◆ **Task to carry out**:
Copy all the entries word for word, but omit the pictures.

- - - - -

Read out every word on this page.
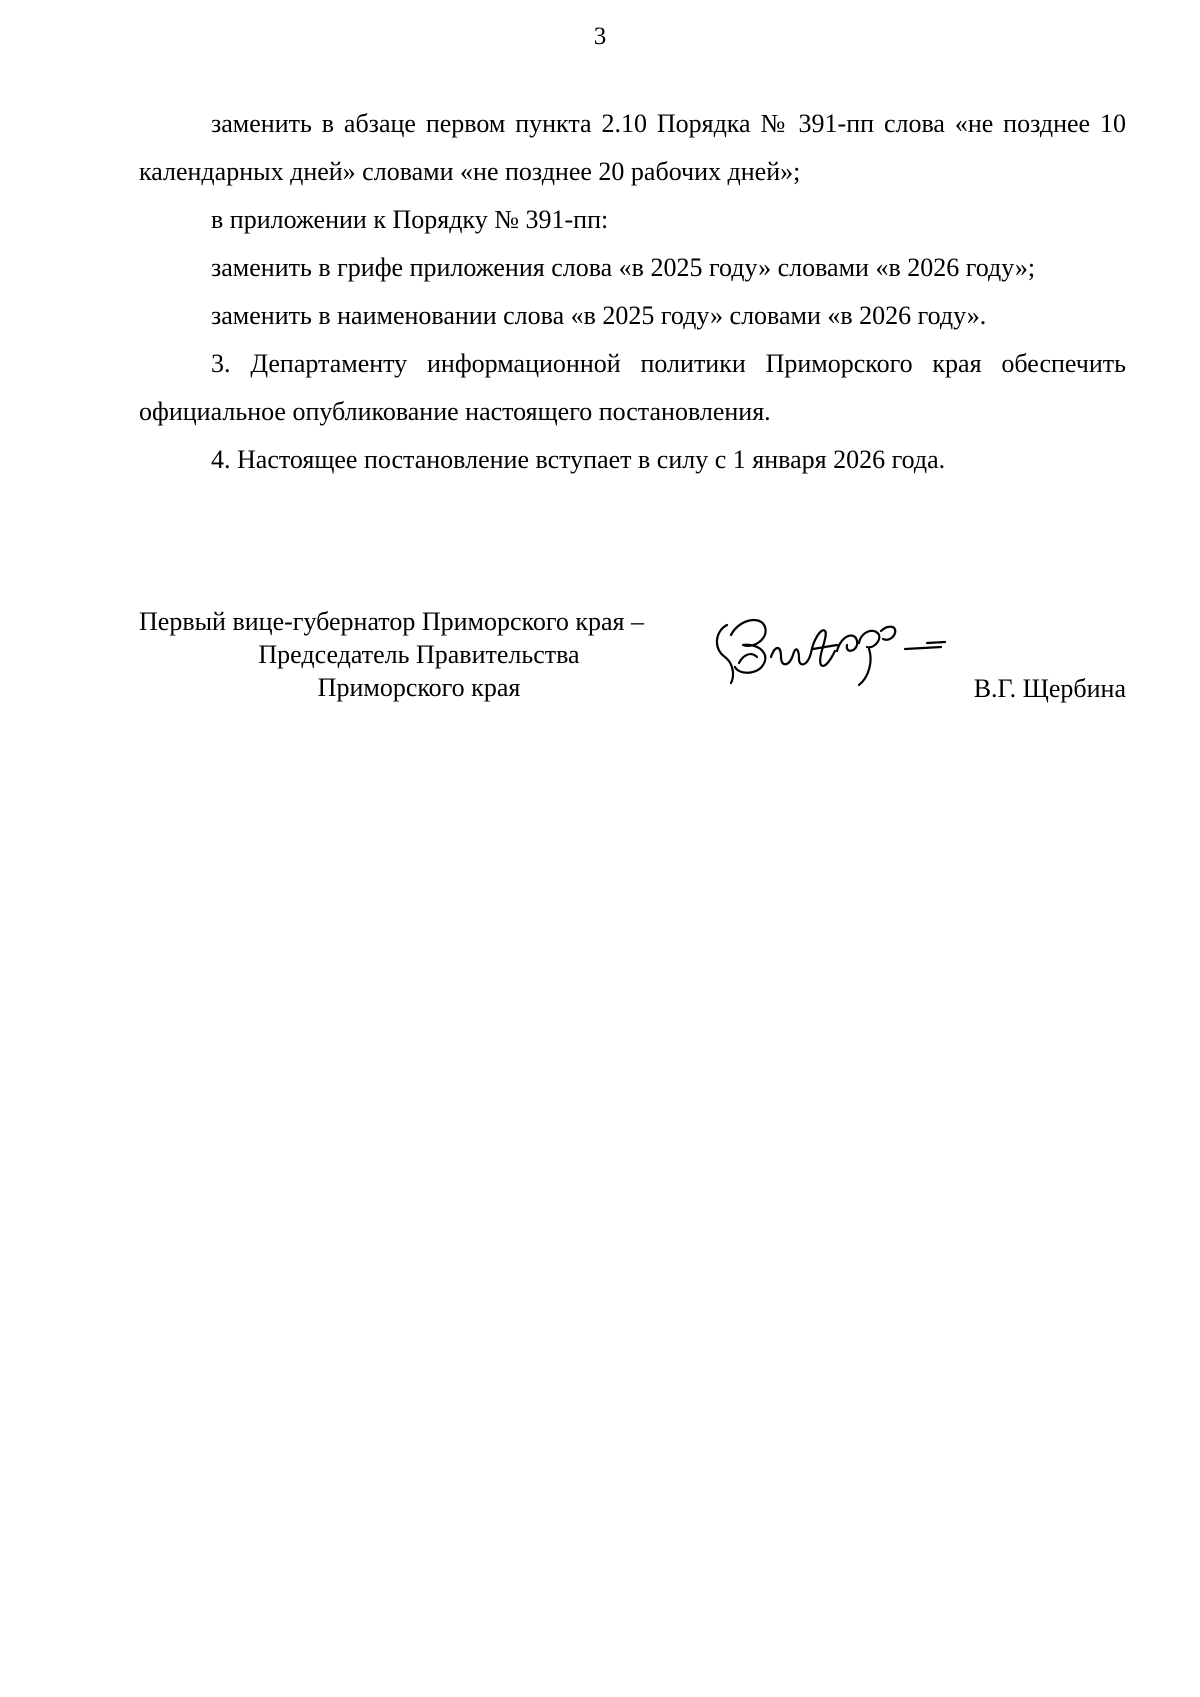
3

заменить в абзаце первом пункта 2.10 Порядка № 391-пп слова «не позднее 10 календарных дней» словами «не позднее 20 рабочих дней»;

в приложении к Порядку № 391-пп:

заменить в грифе приложения слова «в 2025 году» словами «в 2026 году»;

заменить в наименовании слова «в 2025 году» словами «в 2026 году».

3. Департаменту информационной политики Приморского края обеспечить официальное опубликование настоящего постановления.

4. Настоящее постановление вступает в силу с 1 января 2026 года.

Первый вице-губернатор Приморского края –
Председатель Правительства
Приморского края	В.Г. Щербина
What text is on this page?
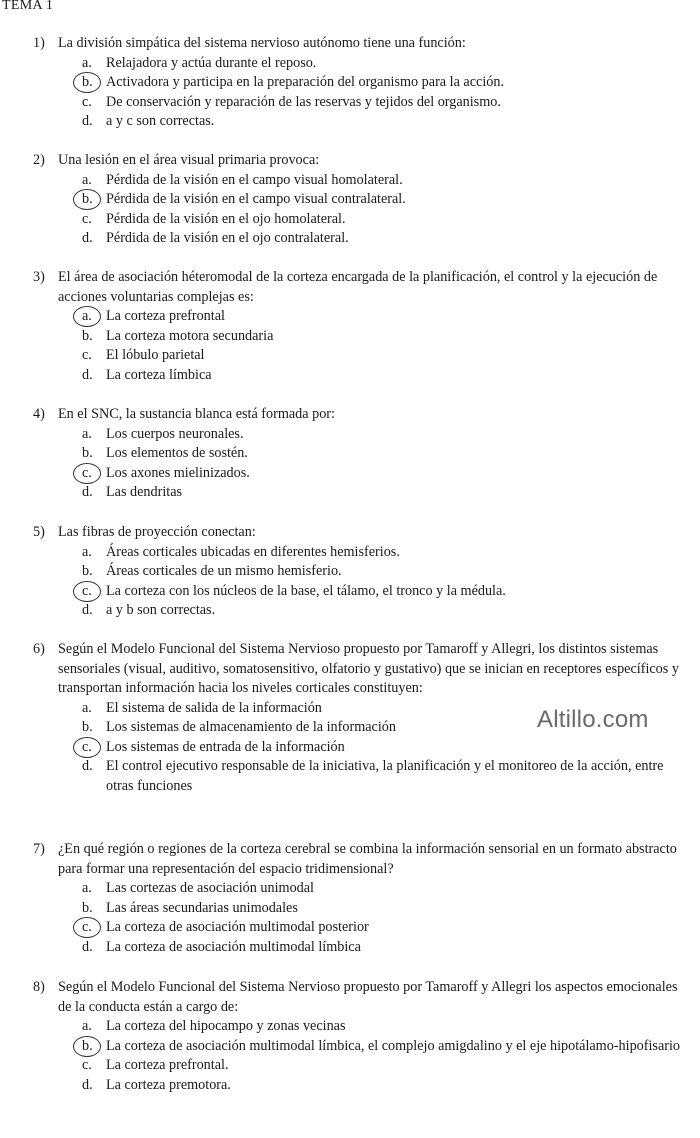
TEMA 1
1) La división simpática del sistema nervioso autónomo tiene una función:
a. Relajadora y actúa durante el reposo.
b. Activadora y participa en la preparación del organismo para la acción.
c. De conservación y reparación de las reservas y tejidos del organismo.
d. a y c son correctas.
2) Una lesión en el área visual primaria provoca:
a. Pérdida de la visión en el campo visual homolateral.
b. Pérdida de la visión en el campo visual contralateral.
c. Pérdida de la visión en el ojo homolateral.
d. Pérdida de la visión en el ojo contralateral.
3) El área de asociación héteromodal de la corteza encargada de la planificación, el control y la ejecución de acciones voluntarias complejas es:
a. La corteza prefrontal
b. La corteza motora secundaria
c. El lóbulo parietal
d. La corteza límbica
4) En el SNC, la sustancia blanca está formada por:
a. Los cuerpos neuronales.
b. Los elementos de sostén.
c. Los axones mielinizados.
d. Las dendritas
5) Las fibras de proyección conectan:
a. Áreas corticales ubicadas en diferentes hemisferios.
b. Áreas corticales de un mismo hemisferio.
c. La corteza con los núcleos de la base, el tálamo, el tronco y la médula.
d. a y b son correctas.
6) Según el Modelo Funcional del Sistema Nervioso propuesto por Tamaroff y Allegri, los distintos sistemas sensoriales (visual, auditivo, somatosensitivo, olfatorio y gustativo) que se inician en receptores específicos y transportan información hacia los niveles corticales constituyen:
a. El sistema de salida de la información
b. Los sistemas de almacenamiento de la información
c. Los sistemas de entrada de la información
d. El control ejecutivo responsable de la iniciativa, la planificación y el monitoreo de la acción, entre otras funciones
7) ¿En qué región o regiones de la corteza cerebral se combina la información sensorial en un formato abstracto para formar una representación del espacio tridimensional?
a. Las cortezas de asociación unimodal
b. Las áreas secundarias unimodales
c. La corteza de asociación multimodal posterior
d. La corteza de asociación multimodal límbica
8) Según el Modelo Funcional del Sistema Nervioso propuesto por Tamaroff y Allegri los aspectos emocionales de la conducta están a cargo de:
a. La corteza del hipocampo y zonas vecinas
b. La corteza de asociación multimodal límbica, el complejo amigdalino y el eje hipotálamo-hipofisario
c. La corteza prefrontal.
d. La corteza premotora.
Altillo.com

- - - - -

◆ **Written solution**:
Read out every word on this page.
3

заменить в абзаце первом пункта 2.10 Порядка № 391-пп слова «не позднее 10 календарных дней» словами «не позднее 20 рабочих дней»;

в приложении к Порядку № 391-пп:

заменить в грифе приложения слова «в 2025 году» словами «в 2026 году»;

заменить в наименовании слова «в 2025 году» словами «в 2026 году».

3. Департаменту информационной политики Приморского края обеспечить официальное опубликование настоящего постановления.

4. Настоящее постановление вступает в силу с 1 января 2026 года.

Первый вице-губернатор Приморского края –
Председатель Правительства
Приморского края	В.Г. Щербина
What text is on this page?
TEMA 1
1) La división simpática del sistema nervioso autónomo tiene una función:
a. Relajadora y actúa durante el reposo.
b. Activadora y participa en la preparación del organismo para la acción.
c. De conservación y reparación de las reservas y tejidos del organismo.
d. a y c son correctas.
2) Una lesión en el área visual primaria provoca:
a. Pérdida de la visión en el campo visual homolateral.
b. Pérdida de la visión en el campo visual contralateral.
c. Pérdida de la visión en el ojo homolateral.
d. Pérdida de la visión en el ojo contralateral.
3) El área de asociación héteromodal de la corteza encargada de la planificación, el control y la ejecución de acciones voluntarias complejas es:
a. La corteza prefrontal
b. La corteza motora secundaria
c. El lóbulo parietal
d. La corteza límbica
4) En el SNC, la sustancia blanca está formada por:
a. Los cuerpos neuronales.
b. Los elementos de sostén.
c. Los axones mielinizados.
d. Las dendritas
5) Las fibras de proyección conectan:
a. Áreas corticales ubicadas en diferentes hemisferios.
b. Áreas corticales de un mismo hemisferio.
c. La corteza con los núcleos de la base, el tálamo, el tronco y la médula.
d. a y b son correctas.
6) Según el Modelo Funcional del Sistema Nervioso propuesto por Tamaroff y Allegri, los distintos sistemas sensoriales (visual, auditivo, somatosensitivo, olfatorio y gustativo) que se inician en receptores específicos y transportan información hacia los niveles corticales constituyen:
a. El sistema de salida de la información
b. Los sistemas de almacenamiento de la información
c. Los sistemas de entrada de la información
d. El control ejecutivo responsable de la iniciativa, la planificación y el monitoreo de la acción, entre otras funciones
7) ¿En qué región o regiones de la corteza cerebral se combina la información sensorial en un formato abstracto para formar una representación del espacio tridimensional?
a. Las cortezas de asociación unimodal
b. Las áreas secundarias unimodales
c. La corteza de asociación multimodal posterior
d. La corteza de asociación multimodal límbica
8) Según el Modelo Funcional del Sistema Nervioso propuesto por Tamaroff y Allegri los aspectos emocionales de la conducta están a cargo de:
a. La corteza del hipocampo y zonas vecinas
b. La corteza de asociación multimodal límbica, el complejo amigdalino y el eje hipotálamo-hipofisario
c. La corteza prefrontal.
d. La corteza premotora.
Altillo.com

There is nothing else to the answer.